======== Supplied records ========

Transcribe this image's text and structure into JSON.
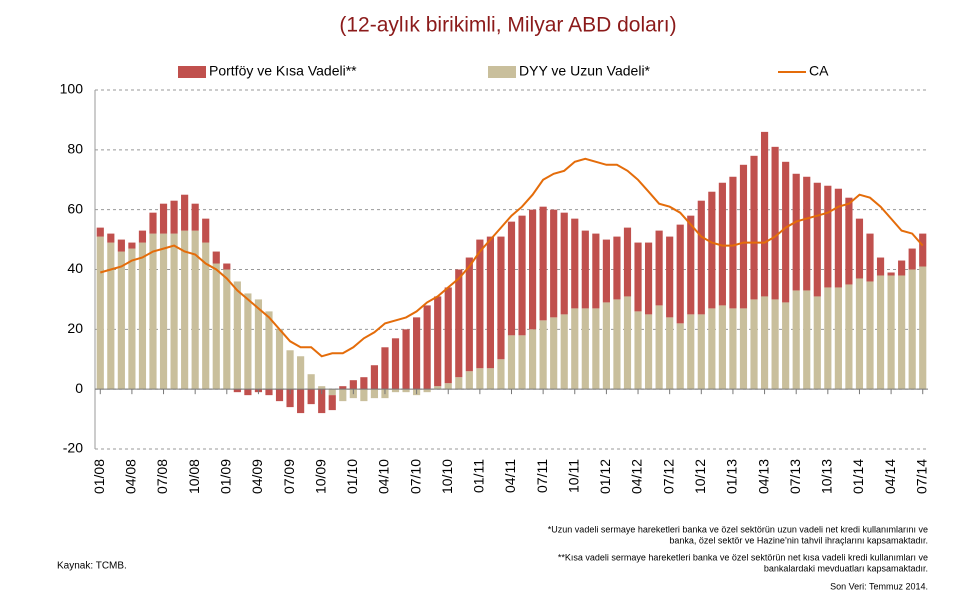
{
  "chart_data": {
    "type": "bar",
    "title": "(12-aylık birikimli, Milyar ABD doları)",
    "categories": [
      "01/08",
      null,
      null,
      "04/08",
      null,
      null,
      "07/08",
      null,
      null,
      "10/08",
      null,
      null,
      "01/09",
      null,
      null,
      "04/09",
      null,
      null,
      "07/09",
      null,
      null,
      "10/09",
      null,
      null,
      "01/10",
      null,
      null,
      "04/10",
      null,
      null,
      "07/10",
      null,
      null,
      "10/10",
      null,
      null,
      "01/11",
      null,
      null,
      "04/11",
      null,
      null,
      "07/11",
      null,
      null,
      "10/11",
      null,
      null,
      "01/12",
      null,
      null,
      "04/12",
      null,
      null,
      "07/12",
      null,
      null,
      "10/12",
      null,
      null,
      "01/13",
      null,
      null,
      "04/13",
      null,
      null,
      "07/13",
      null,
      null,
      "10/13",
      null,
      null,
      "01/14",
      null,
      null,
      "04/14",
      null,
      null,
      "07/14"
    ],
    "series": [
      {
        "name": "DYY ve Uzun Vadeli*",
        "kind": "bar",
        "color": "#c9bf9c",
        "values": [
          51,
          49,
          46,
          47,
          49,
          52,
          52,
          52,
          53,
          53,
          49,
          42,
          40,
          36,
          32,
          30,
          26,
          20,
          13,
          11,
          5,
          1,
          -2,
          -4,
          -3,
          -4,
          -3,
          -3,
          -1,
          -1,
          -2,
          -1,
          1,
          2,
          4,
          6,
          7,
          7,
          10,
          18,
          18,
          20,
          23,
          24,
          25,
          27,
          27,
          27,
          29,
          30,
          31,
          26,
          25,
          28,
          24,
          22,
          25,
          25,
          27,
          28,
          27,
          27,
          30,
          31,
          30,
          29,
          33,
          33,
          31,
          34,
          34,
          35,
          37,
          36,
          38,
          38,
          38,
          40,
          41
        ]
      },
      {
        "name": "Portföy ve Kısa Vadeli**",
        "kind": "bar",
        "color": "#c0504d",
        "values": [
          3,
          3,
          4,
          2,
          4,
          7,
          10,
          11,
          12,
          9,
          8,
          4,
          2,
          -1,
          -2,
          -1,
          -2,
          -4,
          -6,
          -8,
          -5,
          -8,
          -5,
          1,
          3,
          4,
          8,
          14,
          17,
          20,
          24,
          28,
          30,
          32,
          36,
          38,
          43,
          44,
          41,
          38,
          40,
          40,
          38,
          36,
          34,
          30,
          26,
          25,
          21,
          21,
          23,
          23,
          24,
          25,
          27,
          33,
          33,
          38,
          39,
          41,
          44,
          48,
          48,
          55,
          51,
          47,
          39,
          38,
          38,
          34,
          33,
          29,
          20,
          16,
          6,
          1,
          5,
          7,
          11
        ]
      },
      {
        "name": "CA",
        "kind": "line",
        "color": "#e46c0a",
        "values": [
          39,
          40,
          41,
          43,
          44,
          46,
          47,
          48,
          46,
          45,
          42,
          40,
          37,
          33,
          30,
          27,
          24,
          20,
          16,
          14,
          14,
          11,
          12,
          12,
          14,
          17,
          19,
          22,
          23,
          24,
          26,
          29,
          31,
          34,
          37,
          41,
          46,
          50,
          54,
          58,
          61,
          65,
          70,
          72,
          73,
          76,
          77,
          76,
          75,
          75,
          73,
          70,
          66,
          62,
          61,
          59,
          55,
          51,
          49,
          48,
          48,
          49,
          49,
          49,
          51,
          54,
          56,
          57,
          58,
          59,
          61,
          62,
          65,
          64,
          61,
          57,
          53,
          52,
          48
        ]
      }
    ],
    "stacked": true,
    "ylim": [
      -20,
      100
    ],
    "yticks": [
      -20,
      0,
      20,
      40,
      60,
      80,
      100
    ],
    "grid": true,
    "source": "Kaynak: TCMB.",
    "notes": [
      "*Uzun vadeli sermaye hareketleri banka ve özel sektörün uzun vadeli net kredi kullanımlarını ve",
      "banka, özel sektör ve Hazine’nin tahvil ihraçlarını kapsamaktadır.",
      "**Kısa vadeli sermaye hareketleri banka ve özel sektörün net kısa vadeli kredi kullanımları ve",
      "bankalardaki mevduatları kapsamaktadır.",
      "Son Veri: Temmuz 2014."
    ]
  }
}
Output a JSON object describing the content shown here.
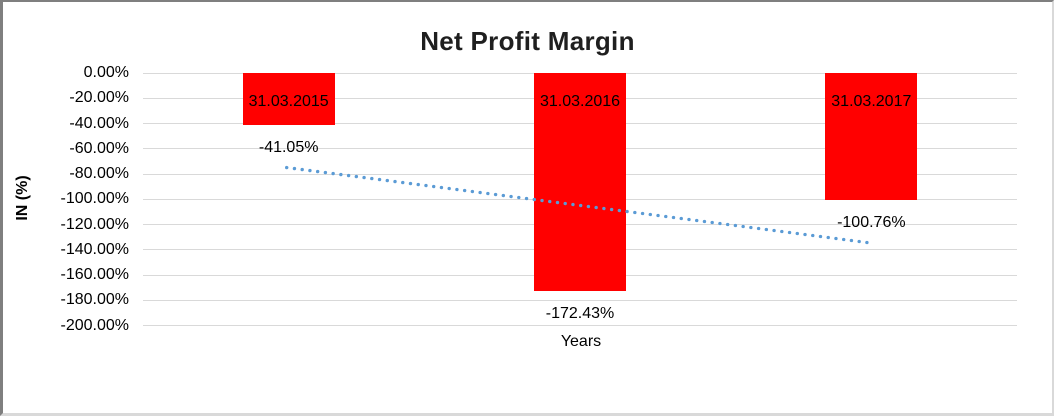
{
  "window": {
    "background": "#FFFFFF",
    "border_dark": "#7F7F7F",
    "border_light": "#D9D9D9"
  },
  "chart_data": {
    "type": "bar",
    "title": "Net Profit Margin",
    "xlabel": "Years",
    "ylabel": "IN (%)",
    "categories": [
      "31.03.2015",
      "31.03.2016",
      "31.03.2017"
    ],
    "values": [
      -41.05,
      -172.43,
      -100.76
    ],
    "data_labels": [
      "-41.05%",
      "-172.43%",
      "-100.76%"
    ],
    "y_ticks": [
      "0.00%",
      "-20.00%",
      "-40.00%",
      "-60.00%",
      "-80.00%",
      "-100.00%",
      "-120.00%",
      "-140.00%",
      "-160.00%",
      "-180.00%",
      "-200.00%"
    ],
    "ylim": [
      -200,
      0
    ],
    "y_tick_step": -20,
    "grid": true,
    "legend": "none",
    "bar_color": "#FF0000",
    "gridline_color": "#D9D9D9",
    "text_color": "#000000",
    "trendline": {
      "type": "linear",
      "style": "dotted",
      "color": "#5B9BD5",
      "endpoints_pct": [
        -74.9,
        -134.6
      ]
    }
  }
}
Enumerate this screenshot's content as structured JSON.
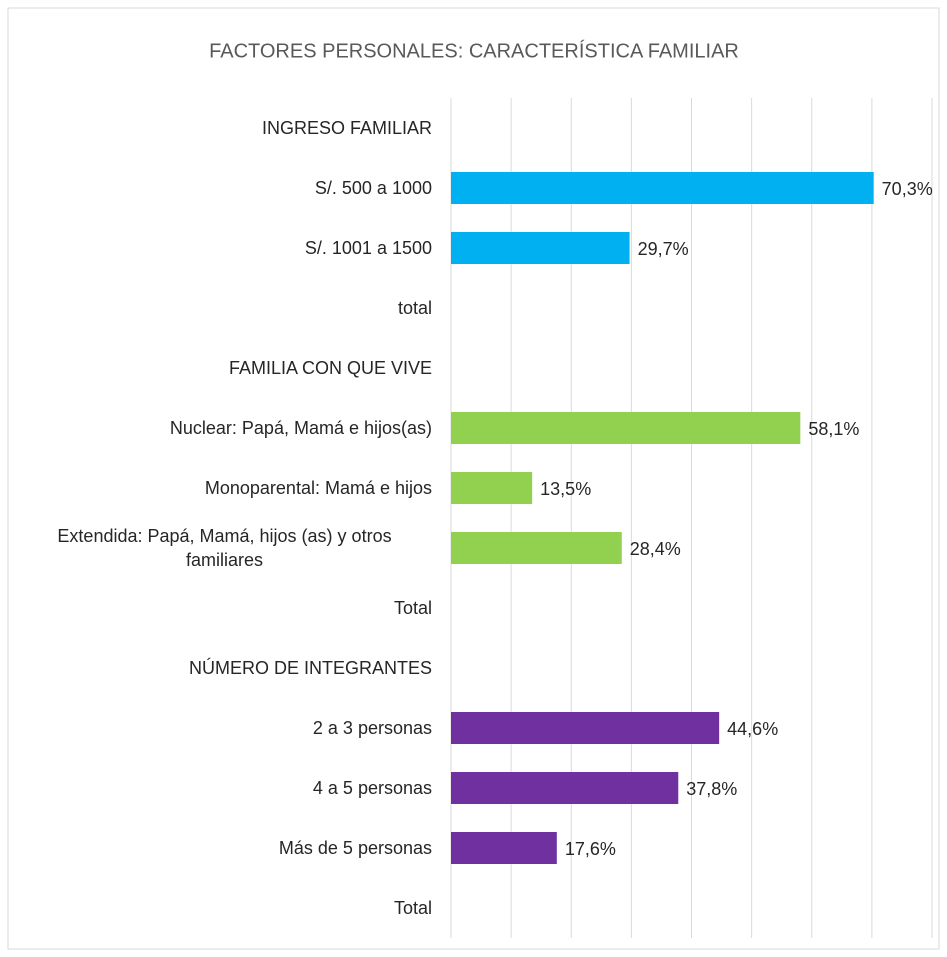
{
  "chart_data": {
    "type": "hbar",
    "title": "FACTORES PERSONALES: CARACTERÍSTICA FAMILIAR",
    "categories": [
      "INGRESO FAMILIAR",
      "S/. 500 a 1000",
      "S/. 1001 a 1500",
      "total",
      "FAMILIA CON QUE VIVE",
      "Nuclear: Papá, Mamá e hijos(as)",
      "Monoparental: Mamá e hijos",
      "Extendida: Papá, Mamá, hijos (as) y otros familiares",
      "Total",
      "NÚMERO DE INTEGRANTES",
      "2 a 3 personas",
      "4 a 5 personas",
      "Más de 5 personas",
      "Total"
    ],
    "values": [
      null,
      70.3,
      29.7,
      null,
      null,
      58.1,
      13.5,
      28.4,
      null,
      null,
      44.6,
      37.8,
      17.6,
      null
    ],
    "value_labels": [
      null,
      "70,3%",
      "29,7%",
      null,
      null,
      "58,1%",
      "13,5%",
      "28,4%",
      null,
      null,
      "44,6%",
      "37,8%",
      "17,6%",
      null
    ],
    "colors": [
      null,
      "#00b0f0",
      "#00b0f0",
      null,
      null,
      "#92d050",
      "#92d050",
      "#92d050",
      null,
      null,
      "#7030a0",
      "#7030a0",
      "#7030a0",
      null
    ],
    "xlim": [
      0,
      80
    ],
    "xticks": [
      0,
      10,
      20,
      30,
      40,
      50,
      60,
      70,
      80
    ],
    "xtick_labels": false,
    "grid": true
  }
}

========

__Problem to work on__
Write out every line from the entries where "Mamá" appears.

__Solution to the problem__
      "Nuclear: Papá, Mamá e hijos(as)",
      "Monoparental: Mamá e hijos",
      "Extendida: Papá, Mamá, hijos (as) y otros familiares",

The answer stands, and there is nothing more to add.